• DIRECTION: Restate the full set of records exactly, without adding or dropping a word.

--- TASK INPUTS ---

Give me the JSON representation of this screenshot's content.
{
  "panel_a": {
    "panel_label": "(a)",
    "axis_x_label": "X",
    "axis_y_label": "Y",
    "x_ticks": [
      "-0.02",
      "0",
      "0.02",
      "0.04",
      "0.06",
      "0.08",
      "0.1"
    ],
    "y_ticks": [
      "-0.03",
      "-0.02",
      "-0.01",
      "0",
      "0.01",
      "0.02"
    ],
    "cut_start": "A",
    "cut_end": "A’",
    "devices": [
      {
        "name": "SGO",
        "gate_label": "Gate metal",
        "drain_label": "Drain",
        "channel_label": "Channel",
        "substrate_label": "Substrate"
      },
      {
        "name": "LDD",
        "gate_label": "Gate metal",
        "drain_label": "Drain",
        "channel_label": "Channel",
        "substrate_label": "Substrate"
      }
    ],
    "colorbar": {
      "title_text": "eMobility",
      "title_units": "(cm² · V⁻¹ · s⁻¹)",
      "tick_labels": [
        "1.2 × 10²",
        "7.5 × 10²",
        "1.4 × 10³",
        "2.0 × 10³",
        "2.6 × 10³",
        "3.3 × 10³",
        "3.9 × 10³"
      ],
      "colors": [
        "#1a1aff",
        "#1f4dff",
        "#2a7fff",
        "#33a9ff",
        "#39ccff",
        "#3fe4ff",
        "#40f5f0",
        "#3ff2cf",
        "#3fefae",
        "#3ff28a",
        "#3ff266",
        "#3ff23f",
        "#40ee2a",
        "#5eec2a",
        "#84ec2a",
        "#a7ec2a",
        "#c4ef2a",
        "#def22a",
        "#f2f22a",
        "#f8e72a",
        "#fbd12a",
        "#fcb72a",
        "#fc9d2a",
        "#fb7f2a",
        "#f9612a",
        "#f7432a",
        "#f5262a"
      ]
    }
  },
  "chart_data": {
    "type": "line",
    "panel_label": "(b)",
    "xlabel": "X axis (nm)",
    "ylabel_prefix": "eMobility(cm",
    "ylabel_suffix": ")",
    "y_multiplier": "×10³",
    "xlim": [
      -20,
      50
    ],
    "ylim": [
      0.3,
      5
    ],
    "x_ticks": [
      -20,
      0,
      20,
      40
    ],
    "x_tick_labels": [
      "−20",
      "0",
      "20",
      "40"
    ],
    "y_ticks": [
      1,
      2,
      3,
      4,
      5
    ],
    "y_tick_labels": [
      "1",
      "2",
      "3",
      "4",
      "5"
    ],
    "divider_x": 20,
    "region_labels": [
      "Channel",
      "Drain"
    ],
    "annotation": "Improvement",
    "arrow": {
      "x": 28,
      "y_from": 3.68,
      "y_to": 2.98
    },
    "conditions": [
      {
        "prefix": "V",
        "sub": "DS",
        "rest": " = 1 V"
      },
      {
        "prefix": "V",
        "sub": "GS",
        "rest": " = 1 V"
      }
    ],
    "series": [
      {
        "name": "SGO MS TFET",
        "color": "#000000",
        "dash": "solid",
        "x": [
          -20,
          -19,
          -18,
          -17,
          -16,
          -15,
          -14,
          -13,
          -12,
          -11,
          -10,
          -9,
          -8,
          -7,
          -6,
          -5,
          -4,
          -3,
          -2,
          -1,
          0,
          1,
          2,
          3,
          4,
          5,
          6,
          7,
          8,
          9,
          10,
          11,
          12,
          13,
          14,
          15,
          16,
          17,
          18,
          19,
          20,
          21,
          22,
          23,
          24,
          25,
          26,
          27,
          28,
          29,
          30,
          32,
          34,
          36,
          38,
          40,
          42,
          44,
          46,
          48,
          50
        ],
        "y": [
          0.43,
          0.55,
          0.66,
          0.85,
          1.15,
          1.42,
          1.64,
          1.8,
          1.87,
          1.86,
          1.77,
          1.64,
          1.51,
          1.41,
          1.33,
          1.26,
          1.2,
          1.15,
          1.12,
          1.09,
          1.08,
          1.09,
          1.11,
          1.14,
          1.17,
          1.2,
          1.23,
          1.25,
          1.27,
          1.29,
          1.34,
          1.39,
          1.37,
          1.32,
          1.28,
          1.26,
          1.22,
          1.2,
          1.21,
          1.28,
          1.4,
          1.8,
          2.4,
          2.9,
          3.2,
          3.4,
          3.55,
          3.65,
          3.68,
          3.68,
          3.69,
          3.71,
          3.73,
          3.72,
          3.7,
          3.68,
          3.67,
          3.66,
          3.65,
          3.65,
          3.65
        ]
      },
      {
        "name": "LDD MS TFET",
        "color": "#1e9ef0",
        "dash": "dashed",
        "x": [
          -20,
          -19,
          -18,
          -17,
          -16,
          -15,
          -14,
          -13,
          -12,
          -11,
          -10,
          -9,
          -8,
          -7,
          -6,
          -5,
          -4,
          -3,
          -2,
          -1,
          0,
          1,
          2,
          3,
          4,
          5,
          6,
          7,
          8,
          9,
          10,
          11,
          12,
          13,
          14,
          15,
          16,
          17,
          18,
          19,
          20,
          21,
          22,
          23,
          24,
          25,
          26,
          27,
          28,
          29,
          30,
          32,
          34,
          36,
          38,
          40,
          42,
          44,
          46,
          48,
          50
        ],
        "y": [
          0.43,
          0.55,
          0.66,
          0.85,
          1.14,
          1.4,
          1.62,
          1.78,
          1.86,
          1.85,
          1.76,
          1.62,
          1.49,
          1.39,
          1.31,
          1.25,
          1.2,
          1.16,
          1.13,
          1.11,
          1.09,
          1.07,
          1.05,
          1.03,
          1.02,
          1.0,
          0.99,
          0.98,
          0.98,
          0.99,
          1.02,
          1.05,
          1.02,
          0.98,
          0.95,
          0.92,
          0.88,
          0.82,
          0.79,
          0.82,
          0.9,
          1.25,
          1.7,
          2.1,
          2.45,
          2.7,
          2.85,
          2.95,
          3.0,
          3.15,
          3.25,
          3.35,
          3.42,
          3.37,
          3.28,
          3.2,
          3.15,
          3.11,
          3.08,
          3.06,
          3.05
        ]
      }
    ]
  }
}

---

• WRITTEN SOLUTION:
Give me the JSON representation of this screenshot's content.
{
  "panel_a": {
    "panel_label": "(a)",
    "axis_x_label": "X",
    "axis_y_label": "Y",
    "x_ticks": [
      "-0.02",
      "0",
      "0.02",
      "0.04",
      "0.06",
      "0.08",
      "0.1"
    ],
    "y_ticks": [
      "-0.03",
      "-0.02",
      "-0.01",
      "0",
      "0.01",
      "0.02"
    ],
    "cut_start": "A",
    "cut_end": "A’",
    "devices": [
      {
        "name": "SGO",
        "gate_label": "Gate metal",
        "drain_label": "Drain",
        "channel_label": "Channel",
        "substrate_label": "Substrate"
      },
      {
        "name": "LDD",
        "gate_label": "Gate metal",
        "drain_label": "Drain",
        "channel_label": "Channel",
        "substrate_label": "Substrate"
      }
    ],
    "colorbar": {
      "title_text": "eMobility",
      "title_units": "(cm² · V⁻¹ · s⁻¹)",
      "tick_labels": [
        "1.2 × 10²",
        "7.5 × 10²",
        "1.4 × 10³",
        "2.0 × 10³",
        "2.6 × 10³",
        "3.3 × 10³",
        "3.9 × 10³"
      ],
      "colors": [
        "#1a1aff",
        "#1f4dff",
        "#2a7fff",
        "#33a9ff",
        "#39ccff",
        "#3fe4ff",
        "#40f5f0",
        "#3ff2cf",
        "#3fefae",
        "#3ff28a",
        "#3ff266",
        "#3ff23f",
        "#40ee2a",
        "#5eec2a",
        "#84ec2a",
        "#a7ec2a",
        "#c4ef2a",
        "#def22a",
        "#f2f22a",
        "#f8e72a",
        "#fbd12a",
        "#fcb72a",
        "#fc9d2a",
        "#fb7f2a",
        "#f9612a",
        "#f7432a",
        "#f5262a"
      ]
    }
  },
  "chart_data": {
    "type": "line",
    "panel_label": "(b)",
    "xlabel": "X axis (nm)",
    "ylabel_prefix": "eMobility(cm",
    "ylabel_suffix": ")",
    "y_multiplier": "×10³",
    "xlim": [
      -20,
      50
    ],
    "ylim": [
      0.3,
      5
    ],
    "x_ticks": [
      -20,
      0,
      20,
      40
    ],
    "x_tick_labels": [
      "−20",
      "0",
      "20",
      "40"
    ],
    "y_ticks": [
      1,
      2,
      3,
      4,
      5
    ],
    "y_tick_labels": [
      "1",
      "2",
      "3",
      "4",
      "5"
    ],
    "divider_x": 20,
    "region_labels": [
      "Channel",
      "Drain"
    ],
    "annotation": "Improvement",
    "arrow": {
      "x": 28,
      "y_from": 3.68,
      "y_to": 2.98
    },
    "conditions": [
      {
        "prefix": "V",
        "sub": "DS",
        "rest": " = 1 V"
      },
      {
        "prefix": "V",
        "sub": "GS",
        "rest": " = 1 V"
      }
    ],
    "series": [
      {
        "name": "SGO MS TFET",
        "color": "#000000",
        "dash": "solid",
        "x": [
          -20,
          -19,
          -18,
          -17,
          -16,
          -15,
          -14,
          -13,
          -12,
          -11,
          -10,
          -9,
          -8,
          -7,
          -6,
          -5,
          -4,
          -3,
          -2,
          -1,
          0,
          1,
          2,
          3,
          4,
          5,
          6,
          7,
          8,
          9,
          10,
          11,
          12,
          13,
          14,
          15,
          16,
          17,
          18,
          19,
          20,
          21,
          22,
          23,
          24,
          25,
          26,
          27,
          28,
          29,
          30,
          32,
          34,
          36,
          38,
          40,
          42,
          44,
          46,
          48,
          50
        ],
        "y": [
          0.43,
          0.55,
          0.66,
          0.85,
          1.15,
          1.42,
          1.64,
          1.8,
          1.87,
          1.86,
          1.77,
          1.64,
          1.51,
          1.41,
          1.33,
          1.26,
          1.2,
          1.15,
          1.12,
          1.09,
          1.08,
          1.09,
          1.11,
          1.14,
          1.17,
          1.2,
          1.23,
          1.25,
          1.27,
          1.29,
          1.34,
          1.39,
          1.37,
          1.32,
          1.28,
          1.26,
          1.22,
          1.2,
          1.21,
          1.28,
          1.4,
          1.8,
          2.4,
          2.9,
          3.2,
          3.4,
          3.55,
          3.65,
          3.68,
          3.68,
          3.69,
          3.71,
          3.73,
          3.72,
          3.7,
          3.68,
          3.67,
          3.66,
          3.65,
          3.65,
          3.65
        ]
      },
      {
        "name": "LDD MS TFET",
        "color": "#1e9ef0",
        "dash": "dashed",
        "x": [
          -20,
          -19,
          -18,
          -17,
          -16,
          -15,
          -14,
          -13,
          -12,
          -11,
          -10,
          -9,
          -8,
          -7,
          -6,
          -5,
          -4,
          -3,
          -2,
          -1,
          0,
          1,
          2,
          3,
          4,
          5,
          6,
          7,
          8,
          9,
          10,
          11,
          12,
          13,
          14,
          15,
          16,
          17,
          18,
          19,
          20,
          21,
          22,
          23,
          24,
          25,
          26,
          27,
          28,
          29,
          30,
          32,
          34,
          36,
          38,
          40,
          42,
          44,
          46,
          48,
          50
        ],
        "y": [
          0.43,
          0.55,
          0.66,
          0.85,
          1.14,
          1.4,
          1.62,
          1.78,
          1.86,
          1.85,
          1.76,
          1.62,
          1.49,
          1.39,
          1.31,
          1.25,
          1.2,
          1.16,
          1.13,
          1.11,
          1.09,
          1.07,
          1.05,
          1.03,
          1.02,
          1.0,
          0.99,
          0.98,
          0.98,
          0.99,
          1.02,
          1.05,
          1.02,
          0.98,
          0.95,
          0.92,
          0.88,
          0.82,
          0.79,
          0.82,
          0.9,
          1.25,
          1.7,
          2.1,
          2.45,
          2.7,
          2.85,
          2.95,
          3.0,
          3.15,
          3.25,
          3.35,
          3.42,
          3.37,
          3.28,
          3.2,
          3.15,
          3.11,
          3.08,
          3.06,
          3.05
        ]
      }
    ]
  }
}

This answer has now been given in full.